Direction
Repeat all the material exactly; pictures stay out of your copy.
start
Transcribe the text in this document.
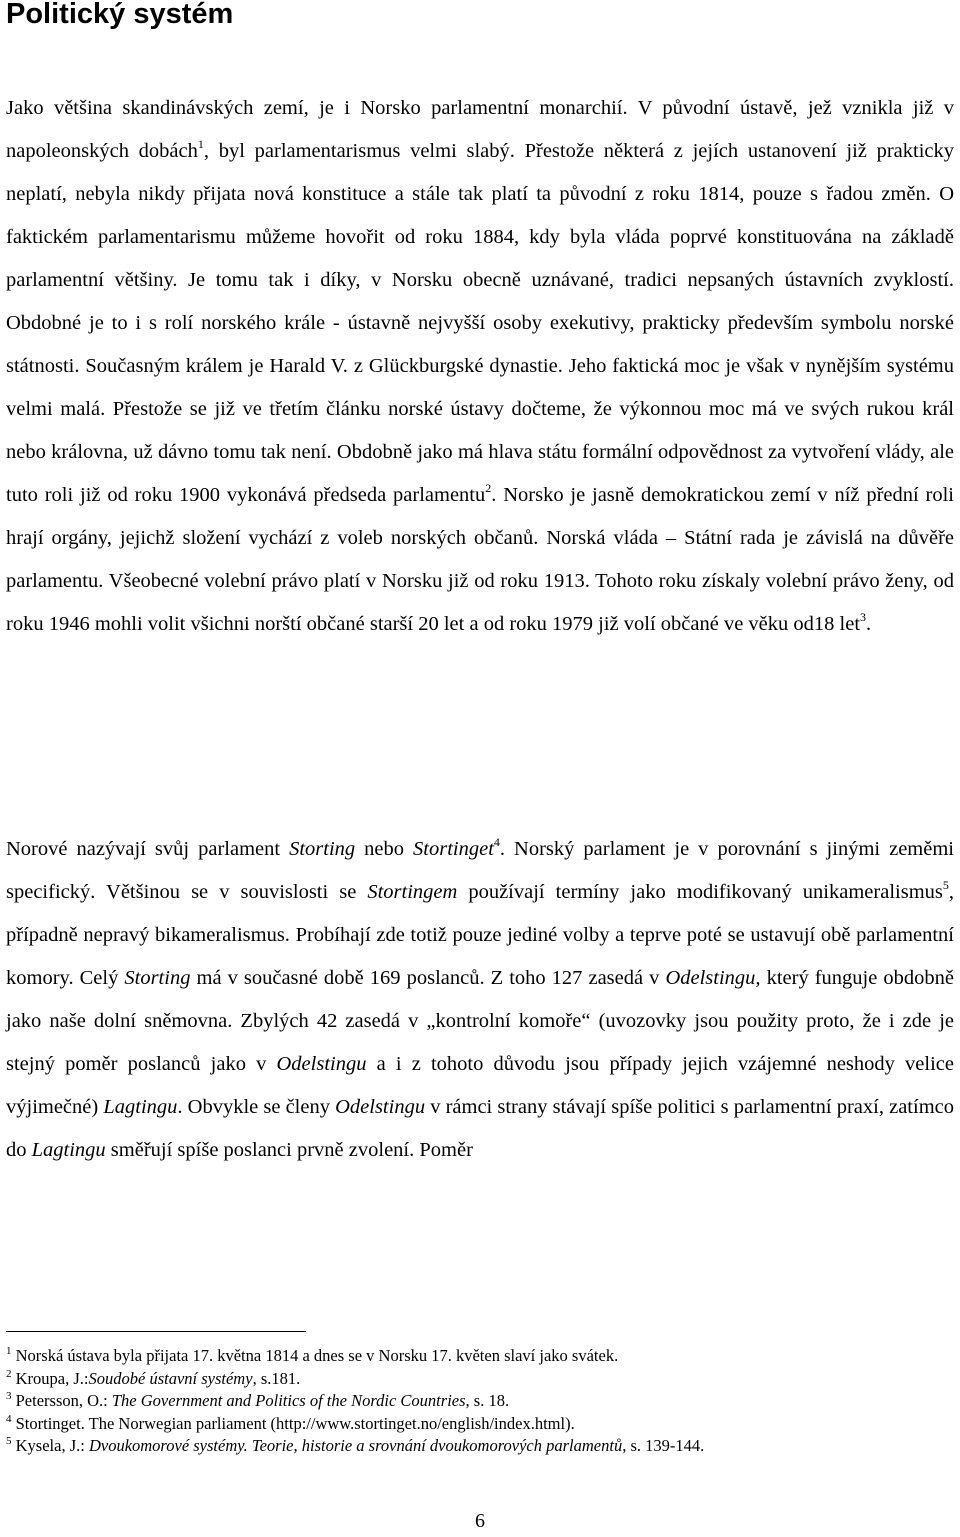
Politický systém

Jako většina skandinávských zemí, je i Norsko parlamentní monarchií. V původní ústavě, jež vznikla již v napoleonských dobách$^1$, byl parlamentarismus velmi slabý. Přestože některá z jejích ustanovení již prakticky neplatí, nebyla nikdy přijata nová konstituce a stále tak platí ta původní z roku 1814, pouze s řadou změn. O faktickém parlamentarismu můžeme hovořit od roku 1884, kdy byla vláda poprvé konstituována na základě parlamentní většiny. Je tomu tak i díky, v Norsku obecně uznávané, tradici nepsaných ústavních zvyklostí. Obdobné je to i s rolí norského krále - ústavně nejvyšší osoby exekutivy, prakticky především symbolu norské státnosti. Současným králem je Harald V. z Glückburgské dynastie. Jeho faktická moc je však v nynějším systému velmi malá. Přestože se již ve třetím článku norské ústavy dočteme, že výkonnou moc má ve svých rukou král nebo královna, už dávno tomu tak není. Obdobně jako má hlava státu formální odpovědnost za vytvoření vlády, ale tuto roli již od roku 1900 vykonává předseda parlamentu$^2$. Norsko je jasně demokratickou zemí v níž přední roli hrají orgány, jejichž složení vychází z voleb norských občanů. Norská vláda – Státní rada je závislá na důvěře parlamentu. Všeobecné volební právo platí v Norsku již od roku 1913. Tohoto roku získaly volební právo ženy, od roku 1946 mohli volit všichni norští občané starší 20 let a od roku 1979 již volí občané ve věku od18 let$^3$.

Norové nazývají svůj parlament Storting nebo Stortinget$^4$. Norský parlament je v porovnání s jinými zeměmi specifický. Většinou se v souvislosti se Stortingem používají termíny jako modifikovaný unikameralismus$^5$, případně nepravý bikameralismus. Probíhají zde totiž pouze jediné volby a teprve poté se ustavují obě parlamentní komory. Celý Storting má v současné době 169 poslanců. Z toho 127 zasedá v Odelstingu, který funguje obdobně jako naše dolní sněmovna. Zbylých 42 zasedá v „kontrolní komoře“ (uvozovky jsou použity proto, že i zde je stejný poměr poslanců jako v Odelstingu a i z tohoto důvodu jsou případy jejich vzájemné neshody velice výjimečné) Lagtingu. Obvykle se členy Odelstingu v rámci strany stávají spíše politici s parlamentní praxí, zatímco do Lagtingu směřují spíše poslanci prvně zvolení. Poměr

$^1$ Norská ústava byla přijata 17. května 1814 a dnes se v Norsku 17. květen slaví jako svátek.
$^2$ Kroupa, J.:Soudobé ústavní systémy, s.181.
$^3$ Petersson, O.: The Government and Politics of the Nordic Countries, s. 18.
$^4$ Stortinget. The Norwegian parliament (http://www.stortinget.no/english/index.html).
$^5$ Kysela, J.: Dvoukomorové systémy. Teorie, historie a srovnání dvoukomorových parlamentů, s. 139-144.
6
end
Reply
Transcribe the text in this document.
Politický systém

Jako většina skandinávských zemí, je i Norsko parlamentní monarchií. V původní ústavě, jež vznikla již v napoleonských dobách$^1$, byl parlamentarismus velmi slabý. Přestože některá z jejích ustanovení již prakticky neplatí, nebyla nikdy přijata nová konstituce a stále tak platí ta původní z roku 1814, pouze s řadou změn. O faktickém parlamentarismu můžeme hovořit od roku 1884, kdy byla vláda poprvé konstituována na základě parlamentní většiny. Je tomu tak i díky, v Norsku obecně uznávané, tradici nepsaných ústavních zvyklostí. Obdobné je to i s rolí norského krále - ústavně nejvyšší osoby exekutivy, prakticky především symbolu norské státnosti. Současným králem je Harald V. z Glückburgské dynastie. Jeho faktická moc je však v nynějším systému velmi malá. Přestože se již ve třetím článku norské ústavy dočteme, že výkonnou moc má ve svých rukou král nebo královna, už dávno tomu tak není. Obdobně jako má hlava státu formální odpovědnost za vytvoření vlády, ale tuto roli již od roku 1900 vykonává předseda parlamentu$^2$. Norsko je jasně demokratickou zemí v níž přední roli hrají orgány, jejichž složení vychází z voleb norských občanů. Norská vláda – Státní rada je závislá na důvěře parlamentu. Všeobecné volební právo platí v Norsku již od roku 1913. Tohoto roku získaly volební právo ženy, od roku 1946 mohli volit všichni norští občané starší 20 let a od roku 1979 již volí občané ve věku od18 let$^3$.

Norové nazývají svůj parlament Storting nebo Stortinget$^4$. Norský parlament je v porovnání s jinými zeměmi specifický. Většinou se v souvislosti se Stortingem používají termíny jako modifikovaný unikameralismus$^5$, případně nepravý bikameralismus. Probíhají zde totiž pouze jediné volby a teprve poté se ustavují obě parlamentní komory. Celý Storting má v současné době 169 poslanců. Z toho 127 zasedá v Odelstingu, který funguje obdobně jako naše dolní sněmovna. Zbylých 42 zasedá v „kontrolní komoře“ (uvozovky jsou použity proto, že i zde je stejný poměr poslanců jako v Odelstingu a i z tohoto důvodu jsou případy jejich vzájemné neshody velice výjimečné) Lagtingu. Obvykle se členy Odelstingu v rámci strany stávají spíše politici s parlamentní praxí, zatímco do Lagtingu směřují spíše poslanci prvně zvolení. Poměr

$^1$ Norská ústava byla přijata 17. května 1814 a dnes se v Norsku 17. květen slaví jako svátek.
$^2$ Kroupa, J.:Soudobé ústavní systémy, s.181.
$^3$ Petersson, O.: The Government and Politics of the Nordic Countries, s. 18.
$^4$ Stortinget. The Norwegian parliament (http://www.stortinget.no/english/index.html).
$^5$ Kysela, J.: Dvoukomorové systémy. Teorie, historie a srovnání dvoukomorových parlamentů, s. 139-144.
6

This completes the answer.